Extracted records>
************

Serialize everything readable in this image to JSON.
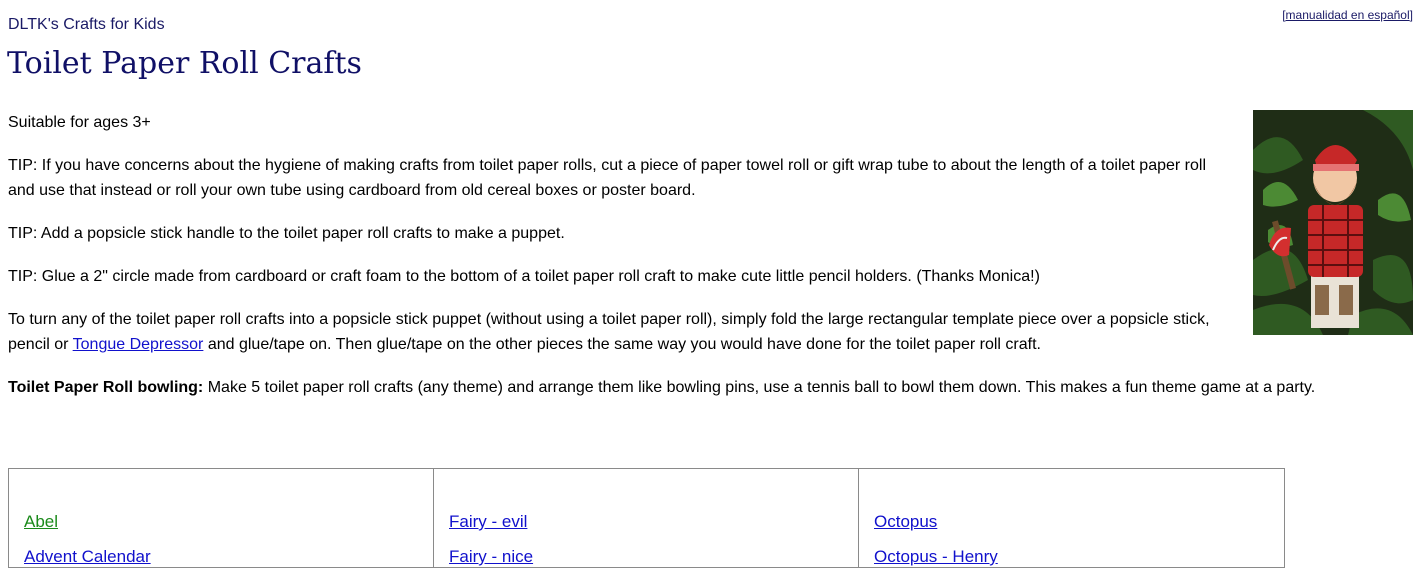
{
  "header": {
    "site_name": "DLTK's Crafts for Kids",
    "language_link": "manualidad en español",
    "page_title": "Toilet Paper Roll Crafts"
  },
  "content": {
    "ages": "Suitable for ages 3+",
    "tip1": "TIP:  If you have concerns about the hygiene of making crafts from toilet paper rolls, cut a piece of paper towel roll or gift wrap tube to about the length of a toilet paper roll and use that instead or roll your own tube using cardboard from old cereal boxes or poster board.",
    "tip2": "TIP:  Add a popsicle stick handle to the toilet paper roll crafts to make a puppet.",
    "tip3": "TIP:  Glue a 2\" circle made from cardboard or craft foam to the bottom of a toilet paper roll craft to make cute little pencil holders.  (Thanks Monica!)",
    "puppet_before": "To turn any of the toilet paper roll crafts into a popsicle stick puppet (without using a toilet paper roll), simply fold the large rectangular template piece over a popsicle stick, pencil or ",
    "puppet_link": "Tongue Depressor",
    "puppet_after": " and glue/tape on.  Then glue/tape on the other pieces the same way you would have done for the toilet paper roll craft.",
    "bowling_label": "Toilet Paper Roll bowling:",
    "bowling_text": "  Make 5 toilet paper roll crafts (any theme) and arrange them like bowling pins, use a tennis ball to bowl them down.  This makes a fun theme game at a party."
  },
  "photo": {
    "alt": "lumberjack toilet paper roll craft photo"
  },
  "craft_columns": [
    [
      "Abel",
      "Advent Calendar"
    ],
    [
      "Fairy - evil",
      "Fairy - nice"
    ],
    [
      "Octopus",
      "Octopus - Henry"
    ]
  ]
}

************

Aim of the task> From the records given above, copy all lines containing "bowling".

Written response>
    "bowling_label": "Toilet Paper Roll bowling:",
    "bowling_text": "  Make 5 toilet paper roll crafts (any theme) and arrange them like bowling pins, use a tennis ball to bowl them down.  This makes a fun theme game at a party."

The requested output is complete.